>> BEGIN EXTRACTED INFORMATION

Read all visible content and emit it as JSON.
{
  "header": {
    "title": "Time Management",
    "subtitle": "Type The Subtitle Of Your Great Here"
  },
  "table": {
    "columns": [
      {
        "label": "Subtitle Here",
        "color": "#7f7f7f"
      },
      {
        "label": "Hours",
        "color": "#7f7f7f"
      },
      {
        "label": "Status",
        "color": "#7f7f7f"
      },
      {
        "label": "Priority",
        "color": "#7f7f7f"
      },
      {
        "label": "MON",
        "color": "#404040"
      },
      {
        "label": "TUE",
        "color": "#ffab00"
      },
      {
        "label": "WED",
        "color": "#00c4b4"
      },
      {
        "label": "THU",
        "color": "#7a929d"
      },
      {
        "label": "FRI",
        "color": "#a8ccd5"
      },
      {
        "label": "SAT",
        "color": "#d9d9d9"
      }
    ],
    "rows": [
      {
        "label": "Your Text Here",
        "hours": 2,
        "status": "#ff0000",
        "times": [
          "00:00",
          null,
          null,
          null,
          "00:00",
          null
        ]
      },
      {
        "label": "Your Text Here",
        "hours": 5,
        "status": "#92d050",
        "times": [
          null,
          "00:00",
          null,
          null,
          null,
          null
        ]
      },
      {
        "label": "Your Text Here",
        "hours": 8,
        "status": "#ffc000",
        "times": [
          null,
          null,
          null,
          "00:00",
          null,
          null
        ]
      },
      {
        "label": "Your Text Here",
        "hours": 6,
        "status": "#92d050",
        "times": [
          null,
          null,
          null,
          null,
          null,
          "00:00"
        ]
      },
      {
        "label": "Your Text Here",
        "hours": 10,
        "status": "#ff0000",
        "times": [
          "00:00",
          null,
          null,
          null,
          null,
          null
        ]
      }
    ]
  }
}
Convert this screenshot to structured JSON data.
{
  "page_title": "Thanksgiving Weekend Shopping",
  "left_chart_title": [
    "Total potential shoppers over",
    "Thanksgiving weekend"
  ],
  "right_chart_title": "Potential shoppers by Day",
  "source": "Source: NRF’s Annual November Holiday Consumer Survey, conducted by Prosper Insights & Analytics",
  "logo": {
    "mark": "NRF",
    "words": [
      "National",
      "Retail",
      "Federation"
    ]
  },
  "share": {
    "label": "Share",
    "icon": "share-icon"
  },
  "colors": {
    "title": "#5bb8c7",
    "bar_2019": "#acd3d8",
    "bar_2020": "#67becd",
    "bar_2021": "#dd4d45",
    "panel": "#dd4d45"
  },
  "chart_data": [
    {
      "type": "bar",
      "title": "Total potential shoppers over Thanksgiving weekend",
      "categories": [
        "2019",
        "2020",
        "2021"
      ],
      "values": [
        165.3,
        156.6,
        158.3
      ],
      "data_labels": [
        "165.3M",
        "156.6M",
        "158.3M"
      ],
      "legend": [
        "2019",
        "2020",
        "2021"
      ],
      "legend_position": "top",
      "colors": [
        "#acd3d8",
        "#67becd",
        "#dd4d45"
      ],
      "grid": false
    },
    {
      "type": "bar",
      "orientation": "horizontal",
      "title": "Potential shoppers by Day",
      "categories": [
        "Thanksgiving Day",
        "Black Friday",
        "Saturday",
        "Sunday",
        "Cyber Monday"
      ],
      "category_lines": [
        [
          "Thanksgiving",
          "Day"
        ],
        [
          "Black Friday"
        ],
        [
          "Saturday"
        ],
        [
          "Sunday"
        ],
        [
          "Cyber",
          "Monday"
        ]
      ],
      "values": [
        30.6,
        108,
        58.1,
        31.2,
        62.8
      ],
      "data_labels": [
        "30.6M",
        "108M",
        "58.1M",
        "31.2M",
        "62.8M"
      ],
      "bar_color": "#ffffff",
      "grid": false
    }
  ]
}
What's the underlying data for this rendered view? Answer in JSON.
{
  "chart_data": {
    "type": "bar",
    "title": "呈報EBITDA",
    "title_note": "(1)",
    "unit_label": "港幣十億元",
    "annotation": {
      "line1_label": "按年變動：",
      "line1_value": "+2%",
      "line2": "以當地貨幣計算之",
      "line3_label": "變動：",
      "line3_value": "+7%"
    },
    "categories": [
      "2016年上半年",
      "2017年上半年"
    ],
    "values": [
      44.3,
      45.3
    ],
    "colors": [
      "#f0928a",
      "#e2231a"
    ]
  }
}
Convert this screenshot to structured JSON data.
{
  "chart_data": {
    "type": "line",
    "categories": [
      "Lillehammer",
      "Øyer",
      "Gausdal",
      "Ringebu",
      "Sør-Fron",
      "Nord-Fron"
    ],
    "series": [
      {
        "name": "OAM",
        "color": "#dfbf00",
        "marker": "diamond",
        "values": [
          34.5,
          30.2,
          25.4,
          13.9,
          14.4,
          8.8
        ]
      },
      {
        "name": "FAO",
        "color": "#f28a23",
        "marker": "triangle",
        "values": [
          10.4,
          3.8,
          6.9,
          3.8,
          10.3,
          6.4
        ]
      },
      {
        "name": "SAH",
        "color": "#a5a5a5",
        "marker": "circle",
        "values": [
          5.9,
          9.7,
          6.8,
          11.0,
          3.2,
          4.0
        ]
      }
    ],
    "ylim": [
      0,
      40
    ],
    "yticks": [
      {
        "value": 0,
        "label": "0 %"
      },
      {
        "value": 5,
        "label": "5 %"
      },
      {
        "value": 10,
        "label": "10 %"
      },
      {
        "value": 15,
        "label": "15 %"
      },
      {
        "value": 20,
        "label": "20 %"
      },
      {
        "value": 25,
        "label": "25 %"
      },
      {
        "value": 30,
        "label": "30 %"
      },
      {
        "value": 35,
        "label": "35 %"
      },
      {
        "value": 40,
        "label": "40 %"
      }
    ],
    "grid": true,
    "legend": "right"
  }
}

>> END EXTRACTED INFORMATION

▶ TASK PROMPT
Output all preceding records character for character.

▶ EXERCISE OUTPUT
Read all visible content and emit it as JSON.
{
  "header": {
    "title": "Time Management",
    "subtitle": "Type The Subtitle Of Your Great Here"
  },
  "table": {
    "columns": [
      {
        "label": "Subtitle Here",
        "color": "#7f7f7f"
      },
      {
        "label": "Hours",
        "color": "#7f7f7f"
      },
      {
        "label": "Status",
        "color": "#7f7f7f"
      },
      {
        "label": "Priority",
        "color": "#7f7f7f"
      },
      {
        "label": "MON",
        "color": "#404040"
      },
      {
        "label": "TUE",
        "color": "#ffab00"
      },
      {
        "label": "WED",
        "color": "#00c4b4"
      },
      {
        "label": "THU",
        "color": "#7a929d"
      },
      {
        "label": "FRI",
        "color": "#a8ccd5"
      },
      {
        "label": "SAT",
        "color": "#d9d9d9"
      }
    ],
    "rows": [
      {
        "label": "Your Text Here",
        "hours": 2,
        "status": "#ff0000",
        "times": [
          "00:00",
          null,
          null,
          null,
          "00:00",
          null
        ]
      },
      {
        "label": "Your Text Here",
        "hours": 5,
        "status": "#92d050",
        "times": [
          null,
          "00:00",
          null,
          null,
          null,
          null
        ]
      },
      {
        "label": "Your Text Here",
        "hours": 8,
        "status": "#ffc000",
        "times": [
          null,
          null,
          null,
          "00:00",
          null,
          null
        ]
      },
      {
        "label": "Your Text Here",
        "hours": 6,
        "status": "#92d050",
        "times": [
          null,
          null,
          null,
          null,
          null,
          "00:00"
        ]
      },
      {
        "label": "Your Text Here",
        "hours": 10,
        "status": "#ff0000",
        "times": [
          "00:00",
          null,
          null,
          null,
          null,
          null
        ]
      }
    ]
  }
}
Convert this screenshot to structured JSON data.
{
  "page_title": "Thanksgiving Weekend Shopping",
  "left_chart_title": [
    "Total potential shoppers over",
    "Thanksgiving weekend"
  ],
  "right_chart_title": "Potential shoppers by Day",
  "source": "Source: NRF’s Annual November Holiday Consumer Survey, conducted by Prosper Insights & Analytics",
  "logo": {
    "mark": "NRF",
    "words": [
      "National",
      "Retail",
      "Federation"
    ]
  },
  "share": {
    "label": "Share",
    "icon": "share-icon"
  },
  "colors": {
    "title": "#5bb8c7",
    "bar_2019": "#acd3d8",
    "bar_2020": "#67becd",
    "bar_2021": "#dd4d45",
    "panel": "#dd4d45"
  },
  "chart_data": [
    {
      "type": "bar",
      "title": "Total potential shoppers over Thanksgiving weekend",
      "categories": [
        "2019",
        "2020",
        "2021"
      ],
      "values": [
        165.3,
        156.6,
        158.3
      ],
      "data_labels": [
        "165.3M",
        "156.6M",
        "158.3M"
      ],
      "legend": [
        "2019",
        "2020",
        "2021"
      ],
      "legend_position": "top",
      "colors": [
        "#acd3d8",
        "#67becd",
        "#dd4d45"
      ],
      "grid": false
    },
    {
      "type": "bar",
      "orientation": "horizontal",
      "title": "Potential shoppers by Day",
      "categories": [
        "Thanksgiving Day",
        "Black Friday",
        "Saturday",
        "Sunday",
        "Cyber Monday"
      ],
      "category_lines": [
        [
          "Thanksgiving",
          "Day"
        ],
        [
          "Black Friday"
        ],
        [
          "Saturday"
        ],
        [
          "Sunday"
        ],
        [
          "Cyber",
          "Monday"
        ]
      ],
      "values": [
        30.6,
        108,
        58.1,
        31.2,
        62.8
      ],
      "data_labels": [
        "30.6M",
        "108M",
        "58.1M",
        "31.2M",
        "62.8M"
      ],
      "bar_color": "#ffffff",
      "grid": false
    }
  ]
}
What's the underlying data for this rendered view? Answer in JSON.
{
  "chart_data": {
    "type": "bar",
    "title": "呈報EBITDA",
    "title_note": "(1)",
    "unit_label": "港幣十億元",
    "annotation": {
      "line1_label": "按年變動：",
      "line1_value": "+2%",
      "line2": "以當地貨幣計算之",
      "line3_label": "變動：",
      "line3_value": "+7%"
    },
    "categories": [
      "2016年上半年",
      "2017年上半年"
    ],
    "values": [
      44.3,
      45.3
    ],
    "colors": [
      "#f0928a",
      "#e2231a"
    ]
  }
}
Convert this screenshot to structured JSON data.
{
  "chart_data": {
    "type": "line",
    "categories": [
      "Lillehammer",
      "Øyer",
      "Gausdal",
      "Ringebu",
      "Sør-Fron",
      "Nord-Fron"
    ],
    "series": [
      {
        "name": "OAM",
        "color": "#dfbf00",
        "marker": "diamond",
        "values": [
          34.5,
          30.2,
          25.4,
          13.9,
          14.4,
          8.8
        ]
      },
      {
        "name": "FAO",
        "color": "#f28a23",
        "marker": "triangle",
        "values": [
          10.4,
          3.8,
          6.9,
          3.8,
          10.3,
          6.4
        ]
      },
      {
        "name": "SAH",
        "color": "#a5a5a5",
        "marker": "circle",
        "values": [
          5.9,
          9.7,
          6.8,
          11.0,
          3.2,
          4.0
        ]
      }
    ],
    "ylim": [
      0,
      40
    ],
    "yticks": [
      {
        "value": 0,
        "label": "0 %"
      },
      {
        "value": 5,
        "label": "5 %"
      },
      {
        "value": 10,
        "label": "10 %"
      },
      {
        "value": 15,
        "label": "15 %"
      },
      {
        "value": 20,
        "label": "20 %"
      },
      {
        "value": 25,
        "label": "25 %"
      },
      {
        "value": 30,
        "label": "30 %"
      },
      {
        "value": 35,
        "label": "35 %"
      },
      {
        "value": 40,
        "label": "40 %"
      }
    ],
    "grid": true,
    "legend": "right"
  }
}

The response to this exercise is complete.